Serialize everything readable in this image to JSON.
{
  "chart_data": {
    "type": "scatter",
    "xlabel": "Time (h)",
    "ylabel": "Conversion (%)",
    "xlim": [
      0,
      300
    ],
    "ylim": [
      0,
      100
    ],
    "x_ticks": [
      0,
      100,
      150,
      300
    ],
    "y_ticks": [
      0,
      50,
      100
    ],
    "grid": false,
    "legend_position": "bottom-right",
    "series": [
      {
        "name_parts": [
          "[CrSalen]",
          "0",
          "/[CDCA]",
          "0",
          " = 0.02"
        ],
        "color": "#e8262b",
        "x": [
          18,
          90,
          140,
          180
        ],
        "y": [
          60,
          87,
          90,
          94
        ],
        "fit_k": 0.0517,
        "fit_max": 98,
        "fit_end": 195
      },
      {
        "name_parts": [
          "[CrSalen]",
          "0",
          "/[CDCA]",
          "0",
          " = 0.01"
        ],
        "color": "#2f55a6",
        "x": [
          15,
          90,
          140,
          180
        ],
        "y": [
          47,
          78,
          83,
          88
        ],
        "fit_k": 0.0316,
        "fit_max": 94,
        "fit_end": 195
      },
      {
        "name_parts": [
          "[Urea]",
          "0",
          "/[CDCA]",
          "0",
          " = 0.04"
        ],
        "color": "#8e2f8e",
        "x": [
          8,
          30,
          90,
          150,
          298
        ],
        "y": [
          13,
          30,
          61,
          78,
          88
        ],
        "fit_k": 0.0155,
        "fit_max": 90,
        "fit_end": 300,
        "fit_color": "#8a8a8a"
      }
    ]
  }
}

^^^^

### Written task
Set down the material above again, word for word.

### Answer to this problem
Serialize everything readable in this image to JSON.
{
  "chart_data": {
    "type": "scatter",
    "xlabel": "Time (h)",
    "ylabel": "Conversion (%)",
    "xlim": [
      0,
      300
    ],
    "ylim": [
      0,
      100
    ],
    "x_ticks": [
      0,
      100,
      150,
      300
    ],
    "y_ticks": [
      0,
      50,
      100
    ],
    "grid": false,
    "legend_position": "bottom-right",
    "series": [
      {
        "name_parts": [
          "[CrSalen]",
          "0",
          "/[CDCA]",
          "0",
          " = 0.02"
        ],
        "color": "#e8262b",
        "x": [
          18,
          90,
          140,
          180
        ],
        "y": [
          60,
          87,
          90,
          94
        ],
        "fit_k": 0.0517,
        "fit_max": 98,
        "fit_end": 195
      },
      {
        "name_parts": [
          "[CrSalen]",
          "0",
          "/[CDCA]",
          "0",
          " = 0.01"
        ],
        "color": "#2f55a6",
        "x": [
          15,
          90,
          140,
          180
        ],
        "y": [
          47,
          78,
          83,
          88
        ],
        "fit_k": 0.0316,
        "fit_max": 94,
        "fit_end": 195
      },
      {
        "name_parts": [
          "[Urea]",
          "0",
          "/[CDCA]",
          "0",
          " = 0.04"
        ],
        "color": "#8e2f8e",
        "x": [
          8,
          30,
          90,
          150,
          298
        ],
        "y": [
          13,
          30,
          61,
          78,
          88
        ],
        "fit_k": 0.0155,
        "fit_max": 90,
        "fit_end": 300,
        "fit_color": "#8a8a8a"
      }
    ]
  }
}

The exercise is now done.